-------- THE RECORDS

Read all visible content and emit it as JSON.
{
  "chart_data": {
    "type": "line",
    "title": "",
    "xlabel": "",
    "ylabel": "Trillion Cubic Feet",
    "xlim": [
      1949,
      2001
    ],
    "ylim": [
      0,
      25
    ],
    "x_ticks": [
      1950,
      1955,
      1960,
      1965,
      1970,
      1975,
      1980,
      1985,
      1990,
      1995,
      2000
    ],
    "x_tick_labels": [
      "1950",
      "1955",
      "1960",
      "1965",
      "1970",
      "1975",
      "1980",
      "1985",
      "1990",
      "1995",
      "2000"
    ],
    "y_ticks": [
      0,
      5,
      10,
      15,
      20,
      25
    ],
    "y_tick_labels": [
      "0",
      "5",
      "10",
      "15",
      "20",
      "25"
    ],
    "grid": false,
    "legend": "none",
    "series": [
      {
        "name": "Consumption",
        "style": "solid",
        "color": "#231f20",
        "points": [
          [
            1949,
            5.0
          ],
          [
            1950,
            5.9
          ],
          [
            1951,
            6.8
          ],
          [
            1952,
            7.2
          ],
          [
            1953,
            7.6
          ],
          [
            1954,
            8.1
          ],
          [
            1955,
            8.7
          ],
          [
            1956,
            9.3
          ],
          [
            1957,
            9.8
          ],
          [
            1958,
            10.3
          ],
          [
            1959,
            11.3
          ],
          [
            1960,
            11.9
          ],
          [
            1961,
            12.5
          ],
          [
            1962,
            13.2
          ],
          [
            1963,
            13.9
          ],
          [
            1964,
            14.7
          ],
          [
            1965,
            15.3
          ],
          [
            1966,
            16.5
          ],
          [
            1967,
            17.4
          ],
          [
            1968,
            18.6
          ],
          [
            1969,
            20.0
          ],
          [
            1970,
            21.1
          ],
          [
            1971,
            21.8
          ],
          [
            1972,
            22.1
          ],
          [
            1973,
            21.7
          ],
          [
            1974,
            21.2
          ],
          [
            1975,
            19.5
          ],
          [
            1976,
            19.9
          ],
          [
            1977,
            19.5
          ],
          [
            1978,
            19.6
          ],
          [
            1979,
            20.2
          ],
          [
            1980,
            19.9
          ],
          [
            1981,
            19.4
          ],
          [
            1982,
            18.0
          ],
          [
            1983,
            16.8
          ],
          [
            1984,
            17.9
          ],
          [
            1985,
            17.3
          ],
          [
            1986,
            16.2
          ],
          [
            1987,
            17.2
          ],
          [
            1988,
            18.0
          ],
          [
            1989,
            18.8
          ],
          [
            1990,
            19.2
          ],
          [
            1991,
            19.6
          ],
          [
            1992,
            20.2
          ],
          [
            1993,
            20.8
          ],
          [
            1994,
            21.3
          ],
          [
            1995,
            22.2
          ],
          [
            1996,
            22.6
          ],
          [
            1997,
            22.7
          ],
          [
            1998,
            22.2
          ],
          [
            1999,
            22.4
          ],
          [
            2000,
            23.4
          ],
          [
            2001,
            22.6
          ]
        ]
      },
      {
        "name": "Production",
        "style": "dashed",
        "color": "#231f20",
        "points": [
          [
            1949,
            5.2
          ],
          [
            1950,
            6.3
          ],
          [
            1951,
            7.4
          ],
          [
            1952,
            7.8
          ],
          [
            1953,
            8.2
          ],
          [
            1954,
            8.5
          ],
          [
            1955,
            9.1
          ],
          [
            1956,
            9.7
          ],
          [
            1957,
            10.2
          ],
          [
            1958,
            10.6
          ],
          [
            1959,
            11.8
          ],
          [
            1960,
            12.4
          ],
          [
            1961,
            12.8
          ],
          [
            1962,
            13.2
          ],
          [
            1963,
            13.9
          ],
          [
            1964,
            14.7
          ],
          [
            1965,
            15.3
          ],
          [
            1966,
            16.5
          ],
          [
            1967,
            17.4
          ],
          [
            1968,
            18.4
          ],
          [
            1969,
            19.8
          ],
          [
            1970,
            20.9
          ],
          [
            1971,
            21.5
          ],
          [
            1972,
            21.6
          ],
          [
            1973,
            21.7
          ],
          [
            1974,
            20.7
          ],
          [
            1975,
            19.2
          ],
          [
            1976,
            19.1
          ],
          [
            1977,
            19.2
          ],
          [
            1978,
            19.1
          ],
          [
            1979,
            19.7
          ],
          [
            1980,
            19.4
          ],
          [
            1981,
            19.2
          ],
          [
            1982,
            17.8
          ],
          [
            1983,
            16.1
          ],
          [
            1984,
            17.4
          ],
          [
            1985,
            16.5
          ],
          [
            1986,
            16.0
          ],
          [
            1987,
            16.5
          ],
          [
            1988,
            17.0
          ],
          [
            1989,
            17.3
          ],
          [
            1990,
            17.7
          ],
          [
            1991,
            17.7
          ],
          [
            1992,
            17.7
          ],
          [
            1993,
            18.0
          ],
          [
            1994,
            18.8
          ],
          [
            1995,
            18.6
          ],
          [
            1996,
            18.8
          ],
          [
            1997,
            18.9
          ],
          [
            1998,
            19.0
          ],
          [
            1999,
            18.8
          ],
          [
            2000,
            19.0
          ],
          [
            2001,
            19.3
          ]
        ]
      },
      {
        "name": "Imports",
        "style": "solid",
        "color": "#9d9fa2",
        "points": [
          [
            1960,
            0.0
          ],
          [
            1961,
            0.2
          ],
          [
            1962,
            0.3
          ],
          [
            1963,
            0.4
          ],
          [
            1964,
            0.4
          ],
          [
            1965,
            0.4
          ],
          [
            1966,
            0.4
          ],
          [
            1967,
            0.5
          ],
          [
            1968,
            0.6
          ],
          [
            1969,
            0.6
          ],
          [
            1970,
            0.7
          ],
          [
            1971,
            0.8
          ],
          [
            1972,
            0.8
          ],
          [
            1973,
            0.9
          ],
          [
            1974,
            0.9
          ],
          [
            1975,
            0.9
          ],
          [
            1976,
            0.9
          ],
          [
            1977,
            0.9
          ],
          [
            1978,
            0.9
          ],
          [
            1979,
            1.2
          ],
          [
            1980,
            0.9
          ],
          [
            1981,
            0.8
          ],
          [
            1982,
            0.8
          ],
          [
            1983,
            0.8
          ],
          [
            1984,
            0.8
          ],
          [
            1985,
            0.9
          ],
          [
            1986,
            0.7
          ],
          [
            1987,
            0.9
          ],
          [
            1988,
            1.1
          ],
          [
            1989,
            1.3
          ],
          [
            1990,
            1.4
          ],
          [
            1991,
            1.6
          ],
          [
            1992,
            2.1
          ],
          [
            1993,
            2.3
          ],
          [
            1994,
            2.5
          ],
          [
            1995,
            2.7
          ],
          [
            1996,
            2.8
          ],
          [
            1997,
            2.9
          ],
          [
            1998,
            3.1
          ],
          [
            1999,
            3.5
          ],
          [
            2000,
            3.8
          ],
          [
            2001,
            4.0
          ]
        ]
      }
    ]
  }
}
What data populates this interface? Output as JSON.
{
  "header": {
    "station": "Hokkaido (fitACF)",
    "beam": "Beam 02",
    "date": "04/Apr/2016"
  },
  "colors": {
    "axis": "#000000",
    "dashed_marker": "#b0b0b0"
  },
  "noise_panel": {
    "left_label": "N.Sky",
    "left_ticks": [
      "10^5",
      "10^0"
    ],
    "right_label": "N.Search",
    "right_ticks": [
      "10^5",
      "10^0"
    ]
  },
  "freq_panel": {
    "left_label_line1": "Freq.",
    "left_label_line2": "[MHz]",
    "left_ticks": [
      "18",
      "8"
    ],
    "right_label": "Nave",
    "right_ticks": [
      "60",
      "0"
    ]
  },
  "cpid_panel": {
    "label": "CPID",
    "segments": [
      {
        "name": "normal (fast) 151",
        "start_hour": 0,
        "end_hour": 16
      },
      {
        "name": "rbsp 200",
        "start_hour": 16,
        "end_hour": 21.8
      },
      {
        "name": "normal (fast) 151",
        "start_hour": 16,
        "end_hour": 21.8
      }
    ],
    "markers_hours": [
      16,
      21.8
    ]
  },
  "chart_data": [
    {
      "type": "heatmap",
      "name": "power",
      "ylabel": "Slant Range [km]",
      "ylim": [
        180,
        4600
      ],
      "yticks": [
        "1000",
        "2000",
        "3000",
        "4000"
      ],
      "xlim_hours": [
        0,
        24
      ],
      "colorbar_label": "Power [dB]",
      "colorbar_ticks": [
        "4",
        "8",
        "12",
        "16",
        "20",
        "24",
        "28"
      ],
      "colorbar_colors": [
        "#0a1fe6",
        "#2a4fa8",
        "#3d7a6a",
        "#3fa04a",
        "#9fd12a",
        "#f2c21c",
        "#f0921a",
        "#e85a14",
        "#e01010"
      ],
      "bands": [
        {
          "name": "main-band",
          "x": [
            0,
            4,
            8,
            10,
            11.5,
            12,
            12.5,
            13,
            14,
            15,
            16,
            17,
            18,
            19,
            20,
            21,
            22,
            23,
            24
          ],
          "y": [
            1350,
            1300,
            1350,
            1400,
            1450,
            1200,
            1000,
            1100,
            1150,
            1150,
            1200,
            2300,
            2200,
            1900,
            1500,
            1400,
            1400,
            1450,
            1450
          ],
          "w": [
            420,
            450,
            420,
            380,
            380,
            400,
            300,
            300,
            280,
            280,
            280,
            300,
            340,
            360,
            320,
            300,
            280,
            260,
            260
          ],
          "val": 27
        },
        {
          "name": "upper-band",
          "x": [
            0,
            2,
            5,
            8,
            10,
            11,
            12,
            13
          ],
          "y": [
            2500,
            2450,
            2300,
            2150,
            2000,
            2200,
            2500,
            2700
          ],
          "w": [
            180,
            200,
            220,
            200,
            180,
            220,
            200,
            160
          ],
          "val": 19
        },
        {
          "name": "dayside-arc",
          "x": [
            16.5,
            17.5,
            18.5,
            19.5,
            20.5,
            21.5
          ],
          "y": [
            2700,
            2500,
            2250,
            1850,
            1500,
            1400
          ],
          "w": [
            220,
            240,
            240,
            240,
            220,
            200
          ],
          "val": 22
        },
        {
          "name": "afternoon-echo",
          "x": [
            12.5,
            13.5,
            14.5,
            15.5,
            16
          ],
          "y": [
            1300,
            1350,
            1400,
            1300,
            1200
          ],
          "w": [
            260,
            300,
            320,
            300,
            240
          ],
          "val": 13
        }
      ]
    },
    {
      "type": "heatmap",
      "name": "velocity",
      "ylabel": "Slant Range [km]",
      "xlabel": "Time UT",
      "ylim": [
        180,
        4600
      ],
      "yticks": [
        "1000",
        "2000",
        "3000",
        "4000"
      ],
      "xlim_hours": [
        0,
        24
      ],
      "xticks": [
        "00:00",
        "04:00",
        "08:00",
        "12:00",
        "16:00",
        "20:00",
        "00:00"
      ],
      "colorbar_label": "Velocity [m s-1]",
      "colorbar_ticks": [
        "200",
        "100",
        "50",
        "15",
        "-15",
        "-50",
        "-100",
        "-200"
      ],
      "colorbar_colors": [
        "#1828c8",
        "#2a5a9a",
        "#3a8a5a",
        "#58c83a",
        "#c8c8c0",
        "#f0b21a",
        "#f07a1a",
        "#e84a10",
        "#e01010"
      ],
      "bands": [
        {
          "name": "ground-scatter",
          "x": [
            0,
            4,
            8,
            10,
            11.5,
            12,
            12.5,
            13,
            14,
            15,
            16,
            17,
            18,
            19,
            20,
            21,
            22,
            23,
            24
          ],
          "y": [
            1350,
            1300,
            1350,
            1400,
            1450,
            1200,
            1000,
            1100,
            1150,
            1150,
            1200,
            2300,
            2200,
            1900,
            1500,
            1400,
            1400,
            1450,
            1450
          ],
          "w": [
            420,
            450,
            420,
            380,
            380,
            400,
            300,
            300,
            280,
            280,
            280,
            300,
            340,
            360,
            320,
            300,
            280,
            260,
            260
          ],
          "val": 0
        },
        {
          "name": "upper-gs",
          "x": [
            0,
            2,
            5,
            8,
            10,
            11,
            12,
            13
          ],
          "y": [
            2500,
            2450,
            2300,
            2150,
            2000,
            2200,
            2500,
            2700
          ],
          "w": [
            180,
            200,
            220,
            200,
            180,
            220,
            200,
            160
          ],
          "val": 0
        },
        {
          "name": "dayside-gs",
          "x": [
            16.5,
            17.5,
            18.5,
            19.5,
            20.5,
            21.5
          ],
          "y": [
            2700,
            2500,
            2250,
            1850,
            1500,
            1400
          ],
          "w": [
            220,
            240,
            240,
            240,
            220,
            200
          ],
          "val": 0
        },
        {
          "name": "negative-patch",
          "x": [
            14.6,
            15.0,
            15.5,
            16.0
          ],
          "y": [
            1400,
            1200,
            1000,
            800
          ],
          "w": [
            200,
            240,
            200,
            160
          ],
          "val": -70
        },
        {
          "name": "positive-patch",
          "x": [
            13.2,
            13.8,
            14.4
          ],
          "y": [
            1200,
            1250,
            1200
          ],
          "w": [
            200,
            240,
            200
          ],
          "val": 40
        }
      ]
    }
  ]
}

----------------

*WHAT TO PRODUCE:* Filter the listing above for the string "JSON" and copy every matching line.

*THE RESPONSE:*
Read all visible content and emit it as JSON.
What data populates this interface? Output as JSON.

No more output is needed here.